__REQUIREMENTS__: Print the records again, character for character.

__Extracted records__:

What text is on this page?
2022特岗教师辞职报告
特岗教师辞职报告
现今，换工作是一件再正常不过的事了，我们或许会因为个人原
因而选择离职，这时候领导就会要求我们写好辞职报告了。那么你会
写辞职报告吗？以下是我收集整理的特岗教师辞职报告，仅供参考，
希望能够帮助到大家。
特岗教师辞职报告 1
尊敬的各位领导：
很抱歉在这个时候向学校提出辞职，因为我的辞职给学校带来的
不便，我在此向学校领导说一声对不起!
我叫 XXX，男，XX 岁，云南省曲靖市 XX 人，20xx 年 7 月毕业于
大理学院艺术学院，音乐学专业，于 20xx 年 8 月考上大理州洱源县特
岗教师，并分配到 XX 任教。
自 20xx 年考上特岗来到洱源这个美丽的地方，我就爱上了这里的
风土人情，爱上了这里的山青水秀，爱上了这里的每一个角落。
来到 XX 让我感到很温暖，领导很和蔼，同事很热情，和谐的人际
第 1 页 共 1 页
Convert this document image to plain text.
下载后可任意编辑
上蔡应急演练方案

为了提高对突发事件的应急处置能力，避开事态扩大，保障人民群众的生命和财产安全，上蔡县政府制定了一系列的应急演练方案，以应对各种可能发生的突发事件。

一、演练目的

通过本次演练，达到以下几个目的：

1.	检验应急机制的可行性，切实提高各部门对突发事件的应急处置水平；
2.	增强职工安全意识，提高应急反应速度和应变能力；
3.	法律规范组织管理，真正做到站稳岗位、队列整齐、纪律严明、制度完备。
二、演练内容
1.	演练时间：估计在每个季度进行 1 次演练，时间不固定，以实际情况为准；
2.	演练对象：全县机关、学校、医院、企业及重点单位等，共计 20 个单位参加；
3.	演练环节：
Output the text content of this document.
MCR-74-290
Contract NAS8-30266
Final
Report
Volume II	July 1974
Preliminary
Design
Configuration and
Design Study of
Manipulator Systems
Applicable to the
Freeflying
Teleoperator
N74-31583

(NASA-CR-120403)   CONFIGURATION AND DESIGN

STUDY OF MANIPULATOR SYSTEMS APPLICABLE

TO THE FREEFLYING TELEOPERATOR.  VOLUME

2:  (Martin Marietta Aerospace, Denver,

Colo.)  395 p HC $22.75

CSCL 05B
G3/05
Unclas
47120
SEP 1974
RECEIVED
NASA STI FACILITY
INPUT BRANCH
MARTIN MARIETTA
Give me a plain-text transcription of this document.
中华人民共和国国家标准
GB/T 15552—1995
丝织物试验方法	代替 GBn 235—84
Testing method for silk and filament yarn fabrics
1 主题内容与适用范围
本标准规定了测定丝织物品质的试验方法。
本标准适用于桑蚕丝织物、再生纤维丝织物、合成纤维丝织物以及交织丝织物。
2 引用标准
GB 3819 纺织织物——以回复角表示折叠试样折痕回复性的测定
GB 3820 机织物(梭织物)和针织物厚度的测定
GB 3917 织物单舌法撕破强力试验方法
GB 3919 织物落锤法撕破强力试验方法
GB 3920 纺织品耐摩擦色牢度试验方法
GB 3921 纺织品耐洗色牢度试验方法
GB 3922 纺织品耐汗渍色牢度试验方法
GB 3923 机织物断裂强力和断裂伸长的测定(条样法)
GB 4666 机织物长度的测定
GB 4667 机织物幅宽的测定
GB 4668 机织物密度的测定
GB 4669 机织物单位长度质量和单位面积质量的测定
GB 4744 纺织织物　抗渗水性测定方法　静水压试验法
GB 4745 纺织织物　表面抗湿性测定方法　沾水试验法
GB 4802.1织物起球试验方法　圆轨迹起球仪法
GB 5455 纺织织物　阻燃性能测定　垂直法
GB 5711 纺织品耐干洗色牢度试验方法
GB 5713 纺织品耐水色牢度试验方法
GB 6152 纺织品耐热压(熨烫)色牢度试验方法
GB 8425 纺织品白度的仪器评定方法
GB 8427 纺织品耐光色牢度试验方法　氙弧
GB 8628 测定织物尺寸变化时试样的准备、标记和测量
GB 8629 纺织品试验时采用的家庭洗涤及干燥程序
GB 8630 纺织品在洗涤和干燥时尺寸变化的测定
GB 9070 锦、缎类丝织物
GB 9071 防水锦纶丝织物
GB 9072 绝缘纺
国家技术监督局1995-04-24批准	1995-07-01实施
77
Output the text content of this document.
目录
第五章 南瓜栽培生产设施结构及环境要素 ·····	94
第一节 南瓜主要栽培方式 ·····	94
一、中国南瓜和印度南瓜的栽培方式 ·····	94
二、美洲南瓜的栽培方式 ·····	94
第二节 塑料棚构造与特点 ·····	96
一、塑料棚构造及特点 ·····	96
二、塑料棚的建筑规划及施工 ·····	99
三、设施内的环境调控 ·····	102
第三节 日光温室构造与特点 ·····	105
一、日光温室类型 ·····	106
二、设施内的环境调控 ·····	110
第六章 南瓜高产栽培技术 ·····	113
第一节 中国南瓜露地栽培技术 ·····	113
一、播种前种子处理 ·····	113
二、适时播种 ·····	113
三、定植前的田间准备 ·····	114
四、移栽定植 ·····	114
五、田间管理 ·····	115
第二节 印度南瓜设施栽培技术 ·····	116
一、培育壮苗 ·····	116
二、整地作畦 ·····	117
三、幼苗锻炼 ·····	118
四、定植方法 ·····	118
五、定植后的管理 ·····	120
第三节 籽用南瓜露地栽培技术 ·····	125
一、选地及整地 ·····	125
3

__OUTPUT FOR THIS EXERCISE__:
What text is on this page?
2022特岗教师辞职报告
特岗教师辞职报告
现今，换工作是一件再正常不过的事了，我们或许会因为个人原
因而选择离职，这时候领导就会要求我们写好辞职报告了。那么你会
写辞职报告吗？以下是我收集整理的特岗教师辞职报告，仅供参考，
希望能够帮助到大家。
特岗教师辞职报告 1
尊敬的各位领导：
很抱歉在这个时候向学校提出辞职，因为我的辞职给学校带来的
不便，我在此向学校领导说一声对不起!
我叫 XXX，男，XX 岁，云南省曲靖市 XX 人，20xx 年 7 月毕业于
大理学院艺术学院，音乐学专业，于 20xx 年 8 月考上大理州洱源县特
岗教师，并分配到 XX 任教。
自 20xx 年考上特岗来到洱源这个美丽的地方，我就爱上了这里的
风土人情，爱上了这里的山青水秀，爱上了这里的每一个角落。
来到 XX 让我感到很温暖，领导很和蔼，同事很热情，和谐的人际
第 1 页 共 1 页
Convert this document image to plain text.
下载后可任意编辑
上蔡应急演练方案

为了提高对突发事件的应急处置能力，避开事态扩大，保障人民群众的生命和财产安全，上蔡县政府制定了一系列的应急演练方案，以应对各种可能发生的突发事件。

一、演练目的

通过本次演练，达到以下几个目的：

1.	检验应急机制的可行性，切实提高各部门对突发事件的应急处置水平；
2.	增强职工安全意识，提高应急反应速度和应变能力；
3.	法律规范组织管理，真正做到站稳岗位、队列整齐、纪律严明、制度完备。
二、演练内容
1.	演练时间：估计在每个季度进行 1 次演练，时间不固定，以实际情况为准；
2.	演练对象：全县机关、学校、医院、企业及重点单位等，共计 20 个单位参加；
3.	演练环节：
Output the text content of this document.
MCR-74-290
Contract NAS8-30266
Final
Report
Volume II	July 1974
Preliminary
Design
Configuration and
Design Study of
Manipulator Systems
Applicable to the
Freeflying
Teleoperator
N74-31583

(NASA-CR-120403)   CONFIGURATION AND DESIGN

STUDY OF MANIPULATOR SYSTEMS APPLICABLE

TO THE FREEFLYING TELEOPERATOR.  VOLUME

2:  (Martin Marietta Aerospace, Denver,

Colo.)  395 p HC $22.75

CSCL 05B
G3/05
Unclas
47120
SEP 1974
RECEIVED
NASA STI FACILITY
INPUT BRANCH
MARTIN MARIETTA
Give me a plain-text transcription of this document.
中华人民共和国国家标准
GB/T 15552—1995
丝织物试验方法	代替 GBn 235—84
Testing method for silk and filament yarn fabrics
1 主题内容与适用范围
本标准规定了测定丝织物品质的试验方法。
本标准适用于桑蚕丝织物、再生纤维丝织物、合成纤维丝织物以及交织丝织物。
2 引用标准
GB 3819 纺织织物——以回复角表示折叠试样折痕回复性的测定
GB 3820 机织物(梭织物)和针织物厚度的测定
GB 3917 织物单舌法撕破强力试验方法
GB 3919 织物落锤法撕破强力试验方法
GB 3920 纺织品耐摩擦色牢度试验方法
GB 3921 纺织品耐洗色牢度试验方法
GB 3922 纺织品耐汗渍色牢度试验方法
GB 3923 机织物断裂强力和断裂伸长的测定(条样法)
GB 4666 机织物长度的测定
GB 4667 机织物幅宽的测定
GB 4668 机织物密度的测定
GB 4669 机织物单位长度质量和单位面积质量的测定
GB 4744 纺织织物　抗渗水性测定方法　静水压试验法
GB 4745 纺织织物　表面抗湿性测定方法　沾水试验法
GB 4802.1织物起球试验方法　圆轨迹起球仪法
GB 5455 纺织织物　阻燃性能测定　垂直法
GB 5711 纺织品耐干洗色牢度试验方法
GB 5713 纺织品耐水色牢度试验方法
GB 6152 纺织品耐热压(熨烫)色牢度试验方法
GB 8425 纺织品白度的仪器评定方法
GB 8427 纺织品耐光色牢度试验方法　氙弧
GB 8628 测定织物尺寸变化时试样的准备、标记和测量
GB 8629 纺织品试验时采用的家庭洗涤及干燥程序
GB 8630 纺织品在洗涤和干燥时尺寸变化的测定
GB 9070 锦、缎类丝织物
GB 9071 防水锦纶丝织物
GB 9072 绝缘纺
国家技术监督局1995-04-24批准	1995-07-01实施
77
Output the text content of this document.
目录
第五章 南瓜栽培生产设施结构及环境要素 ·····	94
第一节 南瓜主要栽培方式 ·····	94
一、中国南瓜和印度南瓜的栽培方式 ·····	94
二、美洲南瓜的栽培方式 ·····	94
第二节 塑料棚构造与特点 ·····	96
一、塑料棚构造及特点 ·····	96
二、塑料棚的建筑规划及施工 ·····	99
三、设施内的环境调控 ·····	102
第三节 日光温室构造与特点 ·····	105
一、日光温室类型 ·····	106
二、设施内的环境调控 ·····	110
第六章 南瓜高产栽培技术 ·····	113
第一节 中国南瓜露地栽培技术 ·····	113
一、播种前种子处理 ·····	113
二、适时播种 ·····	113
三、定植前的田间准备 ·····	114
四、移栽定植 ·····	114
五、田间管理 ·····	115
第二节 印度南瓜设施栽培技术 ·····	116
一、培育壮苗 ·····	116
二、整地作畦 ·····	117
三、幼苗锻炼 ·····	118
四、定植方法 ·····	118
五、定植后的管理 ·····	120
第三节 籽用南瓜露地栽培技术 ·····	125
一、选地及整地 ·····	125
3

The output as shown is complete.